* Directions:
Render every line of the entries below as a JSON list of strings, one string per line, omitting blank lines and leaving the pictures out of the answer.

* Dataset content:
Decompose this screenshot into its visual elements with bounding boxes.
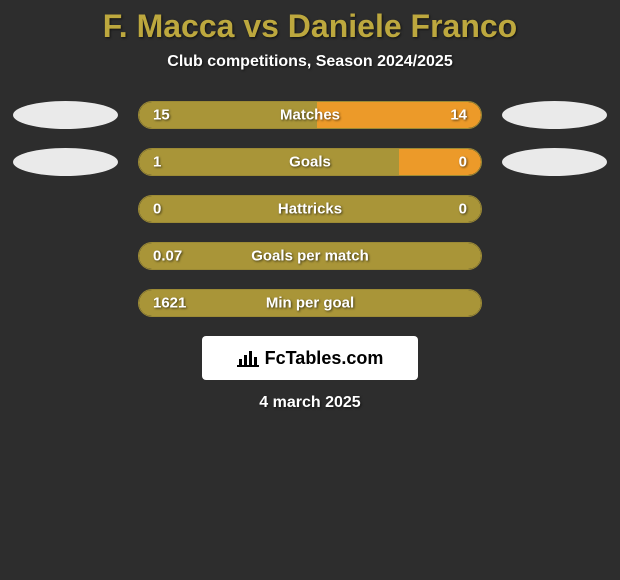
player-right-avatar	[502, 148, 607, 176]
stat-label: Hattricks	[278, 201, 342, 218]
subtitle: Club competitions, Season 2024/2025	[0, 53, 620, 71]
player-left-avatar	[13, 148, 118, 176]
brand-badge[interactable]: FcTables.com	[202, 336, 418, 380]
player-left-avatar	[13, 101, 118, 129]
stat-bar: 1621 Min per goal	[138, 289, 482, 317]
stat-row: 0 0 Hattricks	[0, 195, 620, 223]
stat-row: 1 0 Goals	[0, 148, 620, 176]
stat-value-left: 0	[153, 201, 161, 218]
stat-bar: 15 14 Matches	[138, 101, 482, 129]
comparison-infographic: F. Macca vs Daniele Franco Club competit…	[0, 0, 620, 412]
stat-value-left: 1621	[153, 295, 186, 312]
stat-value-left: 1	[153, 154, 161, 171]
stat-row: 15 14 Matches	[0, 101, 620, 129]
page-title: F. Macca vs Daniele Franco	[0, 8, 620, 45]
stat-label: Goals per match	[251, 248, 369, 265]
stat-label: Min per goal	[266, 295, 354, 312]
stat-value-left: 0.07	[153, 248, 182, 265]
stats-list: 15 14 Matches 1 0 Goals 0 0 Hattricks 0.07 Goals p…	[0, 101, 620, 317]
stat-value-right: 0	[459, 154, 467, 171]
stat-bar: 0 0 Hattricks	[138, 195, 482, 223]
brand-name: FcTables.com	[265, 348, 384, 369]
bar-segment-right	[399, 149, 481, 175]
stat-label: Goals	[289, 154, 331, 171]
stat-bar: 0.07 Goals per match	[138, 242, 482, 270]
stat-row: 0.07 Goals per match	[0, 242, 620, 270]
date-label: 4 march 2025	[0, 394, 620, 412]
stat-value-left: 15	[153, 107, 170, 124]
player-right-avatar	[502, 101, 607, 129]
stat-value-right: 14	[450, 107, 467, 124]
stat-row: 1621 Min per goal	[0, 289, 620, 317]
stat-bar: 1 0 Goals	[138, 148, 482, 176]
stat-label: Matches	[280, 107, 340, 124]
bar-chart-icon	[237, 349, 259, 367]
bar-segment-left	[139, 149, 399, 175]
stat-value-right: 0	[459, 201, 467, 218]
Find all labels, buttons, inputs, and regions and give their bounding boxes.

* The result:
[
  "Decompose this screenshot into its visual elements with bounding boxes.",
  "player-right-avatar\t[502, 148, 607, 176]",
  "stat-label: Hattricks\t[278, 201, 342, 218]",
  "subtitle: Club competitions, Season 2024/2025\t[0, 53, 620, 71]",
  "player-left-avatar\t[13, 148, 118, 176]",
  "brand-badge[interactable]: FcTables.com\t[202, 336, 418, 380]",
  "player-left-avatar\t[13, 101, 118, 129]",
  "stat-bar: 1621 Min per goal\t[138, 289, 482, 317]",
  "stat-row: 0 0 Hattricks\t[0, 195, 620, 223]",
  "stat-row: 1 0 Goals\t[0, 148, 620, 176]",
  "stat-value-left: 0\t[153, 201, 161, 218]",
  "stat-bar: 15 14 Matches\t[138, 101, 482, 129]",
  "comparison-infographic: F. Macca vs Daniele Franco Club competit…\t[0, 0, 620, 412]",
  "stat-value-left: 1621\t[153, 295, 186, 312]",
  "stat-value-left: 1\t[153, 154, 161, 171]",
  "stat-row: 15 14 Matches\t[0, 101, 620, 129]",
  "page-title: F. Macca vs Daniele Franco\t[0, 8, 620, 45]",
  "stat-label: Goals per match\t[251, 248, 369, 265]",
  "stat-label: Min per goal\t[266, 295, 354, 312]",
  "stat-value-left: 0.07\t[153, 248, 182, 265]",
  "stats-list: 15 14 Matches 1 0 Goals 0 0 Hattricks 0.07 Goals p…\t[0, 101, 620, 317]",
  "stat-value-right: 0\t[459, 154, 467, 171]",
  "stat-bar: 0 0 Hattricks\t[138, 195, 482, 223]",
  "brand-name: FcTables.com\t[265, 348, 384, 369]",
  "bar-segment-right\t[399, 149, 481, 175]",
  "stat-label: Goals\t[289, 154, 331, 171]",
  "stat-bar: 0.07 Goals per match\t[138, 242, 482, 270]",
  "stat-row: 0.07 Goals per match\t[0, 242, 620, 270]",
  "date-label: 4 march 2025\t[0, 394, 620, 412]",
  "stat-value-left: 15\t[153, 107, 170, 124]",
  "player-right-avatar\t[502, 101, 607, 129]",
  "stat-value-right: 14\t[450, 107, 467, 124]",
  "stat-row: 1621 Min per goal\t[0, 289, 620, 317]",
  "stat-bar: 1 0 Goals\t[138, 148, 482, 176]",
  "stat-label: Matches\t[280, 107, 340, 124]",
  "bar-chart-icon\t[237, 349, 259, 367]",
  "bar-segment-left\t[139, 149, 399, 175]",
  "stat-value-right: 0\t[459, 201, 467, 218]",
  "Find all labels, buttons, inputs, and regions and give their bounding boxes."
]